→ Data extract:
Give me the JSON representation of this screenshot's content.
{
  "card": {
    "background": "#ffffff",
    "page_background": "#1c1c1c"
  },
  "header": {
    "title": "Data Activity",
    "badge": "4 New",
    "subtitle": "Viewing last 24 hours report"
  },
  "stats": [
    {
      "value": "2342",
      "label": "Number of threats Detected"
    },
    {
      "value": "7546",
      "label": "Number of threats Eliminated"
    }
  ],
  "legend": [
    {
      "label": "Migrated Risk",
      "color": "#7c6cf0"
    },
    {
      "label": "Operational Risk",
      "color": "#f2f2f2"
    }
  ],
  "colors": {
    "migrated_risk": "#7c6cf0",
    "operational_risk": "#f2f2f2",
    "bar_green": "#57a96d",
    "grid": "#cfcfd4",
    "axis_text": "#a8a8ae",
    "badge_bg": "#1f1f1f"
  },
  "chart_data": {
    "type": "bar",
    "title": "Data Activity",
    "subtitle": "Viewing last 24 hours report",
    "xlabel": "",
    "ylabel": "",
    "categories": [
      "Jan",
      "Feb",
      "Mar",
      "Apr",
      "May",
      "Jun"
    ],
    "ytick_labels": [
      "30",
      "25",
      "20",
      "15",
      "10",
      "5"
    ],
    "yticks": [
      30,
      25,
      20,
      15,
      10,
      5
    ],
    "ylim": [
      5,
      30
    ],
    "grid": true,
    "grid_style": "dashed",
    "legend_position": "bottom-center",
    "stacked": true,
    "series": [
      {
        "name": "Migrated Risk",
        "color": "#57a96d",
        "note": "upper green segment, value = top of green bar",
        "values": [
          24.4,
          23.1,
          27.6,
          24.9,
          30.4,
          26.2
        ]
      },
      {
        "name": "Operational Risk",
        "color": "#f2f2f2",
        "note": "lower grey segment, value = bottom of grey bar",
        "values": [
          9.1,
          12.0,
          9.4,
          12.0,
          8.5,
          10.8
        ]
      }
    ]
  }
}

→ Your objective: Could you quote the material above in full, exactly as it stands?

→ Task answer:
Give me the JSON representation of this screenshot's content.
{
  "card": {
    "background": "#ffffff",
    "page_background": "#1c1c1c"
  },
  "header": {
    "title": "Data Activity",
    "badge": "4 New",
    "subtitle": "Viewing last 24 hours report"
  },
  "stats": [
    {
      "value": "2342",
      "label": "Number of threats Detected"
    },
    {
      "value": "7546",
      "label": "Number of threats Eliminated"
    }
  ],
  "legend": [
    {
      "label": "Migrated Risk",
      "color": "#7c6cf0"
    },
    {
      "label": "Operational Risk",
      "color": "#f2f2f2"
    }
  ],
  "colors": {
    "migrated_risk": "#7c6cf0",
    "operational_risk": "#f2f2f2",
    "bar_green": "#57a96d",
    "grid": "#cfcfd4",
    "axis_text": "#a8a8ae",
    "badge_bg": "#1f1f1f"
  },
  "chart_data": {
    "type": "bar",
    "title": "Data Activity",
    "subtitle": "Viewing last 24 hours report",
    "xlabel": "",
    "ylabel": "",
    "categories": [
      "Jan",
      "Feb",
      "Mar",
      "Apr",
      "May",
      "Jun"
    ],
    "ytick_labels": [
      "30",
      "25",
      "20",
      "15",
      "10",
      "5"
    ],
    "yticks": [
      30,
      25,
      20,
      15,
      10,
      5
    ],
    "ylim": [
      5,
      30
    ],
    "grid": true,
    "grid_style": "dashed",
    "legend_position": "bottom-center",
    "stacked": true,
    "series": [
      {
        "name": "Migrated Risk",
        "color": "#57a96d",
        "note": "upper green segment, value = top of green bar",
        "values": [
          24.4,
          23.1,
          27.6,
          24.9,
          30.4,
          26.2
        ]
      },
      {
        "name": "Operational Risk",
        "color": "#f2f2f2",
        "note": "lower grey segment, value = bottom of grey bar",
        "values": [
          9.1,
          12.0,
          9.4,
          12.0,
          8.5,
          10.8
        ]
      }
    ]
  }
}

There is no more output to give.